__Aim of the task__
Select lines where the word "marker" appears.

Chart and figure data:
begin

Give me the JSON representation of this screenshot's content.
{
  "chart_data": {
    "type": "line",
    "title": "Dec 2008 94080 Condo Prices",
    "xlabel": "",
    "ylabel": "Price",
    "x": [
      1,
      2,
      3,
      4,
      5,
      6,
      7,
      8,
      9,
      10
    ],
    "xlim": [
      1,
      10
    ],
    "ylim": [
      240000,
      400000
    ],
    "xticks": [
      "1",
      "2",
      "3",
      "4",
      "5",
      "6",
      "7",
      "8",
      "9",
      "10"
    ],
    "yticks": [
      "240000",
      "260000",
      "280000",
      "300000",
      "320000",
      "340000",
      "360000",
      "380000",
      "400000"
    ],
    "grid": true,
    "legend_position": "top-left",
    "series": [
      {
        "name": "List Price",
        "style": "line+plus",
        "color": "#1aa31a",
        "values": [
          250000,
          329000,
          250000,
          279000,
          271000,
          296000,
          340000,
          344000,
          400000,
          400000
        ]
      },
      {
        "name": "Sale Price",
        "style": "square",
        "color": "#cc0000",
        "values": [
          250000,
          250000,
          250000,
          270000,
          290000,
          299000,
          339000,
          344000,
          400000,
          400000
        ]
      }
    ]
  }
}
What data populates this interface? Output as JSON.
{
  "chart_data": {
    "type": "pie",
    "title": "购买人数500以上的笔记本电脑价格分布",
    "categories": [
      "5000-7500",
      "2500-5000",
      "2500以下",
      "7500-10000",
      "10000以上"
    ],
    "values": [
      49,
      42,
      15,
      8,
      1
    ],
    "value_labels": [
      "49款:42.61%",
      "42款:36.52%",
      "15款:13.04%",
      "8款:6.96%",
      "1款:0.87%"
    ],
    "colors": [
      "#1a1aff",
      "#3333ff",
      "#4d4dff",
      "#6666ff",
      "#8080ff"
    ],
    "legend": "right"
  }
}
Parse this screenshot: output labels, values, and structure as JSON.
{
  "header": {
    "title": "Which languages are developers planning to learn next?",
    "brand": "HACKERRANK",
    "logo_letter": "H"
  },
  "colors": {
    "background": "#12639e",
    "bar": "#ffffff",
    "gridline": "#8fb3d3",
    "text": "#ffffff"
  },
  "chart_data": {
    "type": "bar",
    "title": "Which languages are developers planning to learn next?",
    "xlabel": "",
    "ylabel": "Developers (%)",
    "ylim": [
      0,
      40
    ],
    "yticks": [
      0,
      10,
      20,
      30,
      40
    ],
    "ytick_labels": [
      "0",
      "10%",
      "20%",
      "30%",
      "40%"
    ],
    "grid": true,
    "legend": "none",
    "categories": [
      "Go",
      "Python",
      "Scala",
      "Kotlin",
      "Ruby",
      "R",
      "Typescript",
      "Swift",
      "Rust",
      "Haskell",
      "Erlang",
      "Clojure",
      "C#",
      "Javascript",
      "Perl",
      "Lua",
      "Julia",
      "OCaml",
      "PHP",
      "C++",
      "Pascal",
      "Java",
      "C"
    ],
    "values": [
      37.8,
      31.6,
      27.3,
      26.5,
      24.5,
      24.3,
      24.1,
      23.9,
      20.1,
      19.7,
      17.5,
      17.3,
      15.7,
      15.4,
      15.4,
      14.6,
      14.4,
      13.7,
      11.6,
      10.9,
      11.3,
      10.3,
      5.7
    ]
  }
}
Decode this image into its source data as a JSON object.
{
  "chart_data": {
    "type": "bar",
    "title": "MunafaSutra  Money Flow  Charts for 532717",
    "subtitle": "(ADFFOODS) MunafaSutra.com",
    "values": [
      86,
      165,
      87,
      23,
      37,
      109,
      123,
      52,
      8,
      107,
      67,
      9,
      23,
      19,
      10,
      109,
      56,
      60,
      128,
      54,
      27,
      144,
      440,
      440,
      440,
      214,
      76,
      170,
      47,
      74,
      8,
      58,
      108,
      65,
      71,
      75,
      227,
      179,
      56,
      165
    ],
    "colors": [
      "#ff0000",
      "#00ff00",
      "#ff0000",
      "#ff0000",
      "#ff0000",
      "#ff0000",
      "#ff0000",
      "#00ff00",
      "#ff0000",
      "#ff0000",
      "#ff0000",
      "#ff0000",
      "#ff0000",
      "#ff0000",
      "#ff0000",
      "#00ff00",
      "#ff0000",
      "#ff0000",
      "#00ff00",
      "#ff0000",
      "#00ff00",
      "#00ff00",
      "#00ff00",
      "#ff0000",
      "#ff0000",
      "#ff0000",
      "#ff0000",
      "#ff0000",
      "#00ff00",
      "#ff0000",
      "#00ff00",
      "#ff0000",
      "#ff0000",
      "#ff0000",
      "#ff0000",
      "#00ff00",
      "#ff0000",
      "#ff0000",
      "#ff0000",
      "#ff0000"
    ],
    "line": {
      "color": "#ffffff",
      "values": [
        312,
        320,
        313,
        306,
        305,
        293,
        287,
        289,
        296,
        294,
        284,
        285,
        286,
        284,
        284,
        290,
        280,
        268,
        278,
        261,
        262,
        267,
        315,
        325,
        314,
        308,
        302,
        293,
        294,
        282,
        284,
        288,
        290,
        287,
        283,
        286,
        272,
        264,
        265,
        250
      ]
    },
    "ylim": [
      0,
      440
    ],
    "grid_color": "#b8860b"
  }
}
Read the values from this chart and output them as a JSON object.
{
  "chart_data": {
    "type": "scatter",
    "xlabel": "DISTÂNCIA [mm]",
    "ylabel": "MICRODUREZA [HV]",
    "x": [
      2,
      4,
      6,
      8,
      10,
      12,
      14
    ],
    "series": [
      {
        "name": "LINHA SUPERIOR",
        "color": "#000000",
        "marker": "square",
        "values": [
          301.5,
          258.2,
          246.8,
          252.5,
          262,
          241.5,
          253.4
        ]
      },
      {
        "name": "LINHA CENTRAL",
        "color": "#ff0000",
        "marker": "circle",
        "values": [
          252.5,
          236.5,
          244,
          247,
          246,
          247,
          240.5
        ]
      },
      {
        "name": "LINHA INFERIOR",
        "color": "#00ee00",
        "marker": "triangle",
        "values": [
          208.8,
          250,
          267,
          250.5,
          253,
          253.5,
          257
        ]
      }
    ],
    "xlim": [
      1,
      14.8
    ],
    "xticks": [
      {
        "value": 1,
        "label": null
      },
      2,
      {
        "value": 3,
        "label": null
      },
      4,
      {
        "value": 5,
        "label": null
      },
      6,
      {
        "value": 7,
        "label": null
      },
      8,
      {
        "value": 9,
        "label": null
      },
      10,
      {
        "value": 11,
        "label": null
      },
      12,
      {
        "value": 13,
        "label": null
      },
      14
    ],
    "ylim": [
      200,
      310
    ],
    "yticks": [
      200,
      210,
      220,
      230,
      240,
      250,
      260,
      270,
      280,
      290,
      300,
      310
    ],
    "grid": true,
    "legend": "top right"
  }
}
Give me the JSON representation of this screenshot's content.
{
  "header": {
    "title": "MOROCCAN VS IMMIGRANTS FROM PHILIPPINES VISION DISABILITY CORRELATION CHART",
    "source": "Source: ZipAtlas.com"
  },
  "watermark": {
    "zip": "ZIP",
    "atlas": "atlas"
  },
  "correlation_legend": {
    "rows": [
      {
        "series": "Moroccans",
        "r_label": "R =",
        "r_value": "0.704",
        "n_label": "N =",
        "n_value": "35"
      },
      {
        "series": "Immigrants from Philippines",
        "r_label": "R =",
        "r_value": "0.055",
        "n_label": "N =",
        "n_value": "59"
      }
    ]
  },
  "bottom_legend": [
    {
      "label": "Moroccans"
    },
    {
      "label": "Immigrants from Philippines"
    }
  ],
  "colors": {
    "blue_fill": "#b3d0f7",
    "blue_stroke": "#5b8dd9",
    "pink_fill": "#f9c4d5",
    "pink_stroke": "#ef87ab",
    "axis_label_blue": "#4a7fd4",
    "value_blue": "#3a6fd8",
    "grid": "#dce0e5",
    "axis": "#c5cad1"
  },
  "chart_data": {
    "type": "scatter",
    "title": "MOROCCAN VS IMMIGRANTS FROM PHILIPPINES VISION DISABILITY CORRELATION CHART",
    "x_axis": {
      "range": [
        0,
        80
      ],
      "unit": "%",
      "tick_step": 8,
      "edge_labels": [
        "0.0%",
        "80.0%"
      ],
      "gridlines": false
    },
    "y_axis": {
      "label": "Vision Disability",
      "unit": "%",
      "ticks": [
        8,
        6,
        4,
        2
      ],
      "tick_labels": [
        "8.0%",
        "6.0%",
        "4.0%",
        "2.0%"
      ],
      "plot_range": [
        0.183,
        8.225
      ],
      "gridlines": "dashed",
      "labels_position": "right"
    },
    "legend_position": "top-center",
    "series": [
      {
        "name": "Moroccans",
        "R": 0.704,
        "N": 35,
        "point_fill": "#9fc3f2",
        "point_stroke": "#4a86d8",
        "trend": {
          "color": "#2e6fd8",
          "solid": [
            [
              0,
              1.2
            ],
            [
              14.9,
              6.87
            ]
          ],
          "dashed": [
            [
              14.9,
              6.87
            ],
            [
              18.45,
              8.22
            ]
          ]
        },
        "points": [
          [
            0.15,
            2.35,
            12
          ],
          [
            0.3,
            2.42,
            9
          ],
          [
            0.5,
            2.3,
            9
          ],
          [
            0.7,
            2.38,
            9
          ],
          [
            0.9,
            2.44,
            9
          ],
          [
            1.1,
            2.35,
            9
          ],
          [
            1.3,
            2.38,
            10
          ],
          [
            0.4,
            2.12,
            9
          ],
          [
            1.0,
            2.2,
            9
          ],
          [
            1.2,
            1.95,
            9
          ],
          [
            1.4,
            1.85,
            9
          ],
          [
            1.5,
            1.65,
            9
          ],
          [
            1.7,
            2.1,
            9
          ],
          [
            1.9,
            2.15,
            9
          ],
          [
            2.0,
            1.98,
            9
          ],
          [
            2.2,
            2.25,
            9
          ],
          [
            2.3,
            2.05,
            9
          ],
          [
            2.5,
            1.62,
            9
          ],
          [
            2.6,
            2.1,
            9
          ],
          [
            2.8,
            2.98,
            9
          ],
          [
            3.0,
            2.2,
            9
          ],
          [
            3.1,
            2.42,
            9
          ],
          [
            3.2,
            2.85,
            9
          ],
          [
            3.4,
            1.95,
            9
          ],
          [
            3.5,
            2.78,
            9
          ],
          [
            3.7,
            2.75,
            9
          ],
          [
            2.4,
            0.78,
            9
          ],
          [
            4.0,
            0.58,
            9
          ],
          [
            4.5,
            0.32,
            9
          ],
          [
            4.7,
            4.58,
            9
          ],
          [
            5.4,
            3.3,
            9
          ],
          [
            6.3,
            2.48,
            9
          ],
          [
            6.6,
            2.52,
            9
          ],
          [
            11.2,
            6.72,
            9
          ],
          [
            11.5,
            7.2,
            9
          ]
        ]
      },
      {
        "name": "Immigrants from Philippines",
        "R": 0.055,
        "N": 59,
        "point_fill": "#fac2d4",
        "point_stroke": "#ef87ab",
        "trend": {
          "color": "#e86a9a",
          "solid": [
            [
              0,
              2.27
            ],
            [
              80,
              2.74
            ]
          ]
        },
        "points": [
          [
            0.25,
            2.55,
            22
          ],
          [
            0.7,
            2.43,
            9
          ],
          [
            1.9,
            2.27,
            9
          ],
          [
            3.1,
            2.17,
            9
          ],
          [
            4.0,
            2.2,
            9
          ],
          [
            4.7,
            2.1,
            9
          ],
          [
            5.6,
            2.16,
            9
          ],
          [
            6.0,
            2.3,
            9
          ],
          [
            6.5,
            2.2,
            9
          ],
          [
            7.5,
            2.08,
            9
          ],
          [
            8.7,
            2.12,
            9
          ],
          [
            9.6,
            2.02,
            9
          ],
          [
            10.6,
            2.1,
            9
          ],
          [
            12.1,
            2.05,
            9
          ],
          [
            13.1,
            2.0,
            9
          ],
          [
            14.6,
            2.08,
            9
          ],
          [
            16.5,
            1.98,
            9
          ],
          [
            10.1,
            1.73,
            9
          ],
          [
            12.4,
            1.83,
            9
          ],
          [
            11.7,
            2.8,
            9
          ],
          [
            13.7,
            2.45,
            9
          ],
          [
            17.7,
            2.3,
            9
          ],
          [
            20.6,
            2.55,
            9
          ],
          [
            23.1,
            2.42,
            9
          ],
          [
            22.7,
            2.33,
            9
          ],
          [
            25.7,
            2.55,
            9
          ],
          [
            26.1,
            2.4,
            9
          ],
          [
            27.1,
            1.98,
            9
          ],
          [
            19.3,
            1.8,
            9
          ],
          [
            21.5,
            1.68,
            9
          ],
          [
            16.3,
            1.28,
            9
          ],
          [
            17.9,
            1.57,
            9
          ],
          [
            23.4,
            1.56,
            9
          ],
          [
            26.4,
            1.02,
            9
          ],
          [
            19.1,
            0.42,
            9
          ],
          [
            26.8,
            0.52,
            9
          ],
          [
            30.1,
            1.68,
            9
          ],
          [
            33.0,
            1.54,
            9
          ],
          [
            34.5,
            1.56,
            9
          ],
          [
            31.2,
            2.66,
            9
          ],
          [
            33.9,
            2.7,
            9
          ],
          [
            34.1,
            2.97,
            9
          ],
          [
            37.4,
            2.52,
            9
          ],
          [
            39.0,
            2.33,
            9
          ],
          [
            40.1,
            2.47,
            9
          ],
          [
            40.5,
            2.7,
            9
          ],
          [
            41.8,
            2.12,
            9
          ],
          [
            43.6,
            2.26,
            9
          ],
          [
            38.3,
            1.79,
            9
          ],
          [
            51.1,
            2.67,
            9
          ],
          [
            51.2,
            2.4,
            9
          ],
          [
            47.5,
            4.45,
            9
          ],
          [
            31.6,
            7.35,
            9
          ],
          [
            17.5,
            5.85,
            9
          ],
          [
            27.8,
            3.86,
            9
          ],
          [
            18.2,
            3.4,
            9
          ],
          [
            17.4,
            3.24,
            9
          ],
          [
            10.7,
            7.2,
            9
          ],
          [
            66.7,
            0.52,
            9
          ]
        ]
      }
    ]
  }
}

end

__Task solution__
        "marker": "square",
        "marker": "circle",
        "marker": "triangle",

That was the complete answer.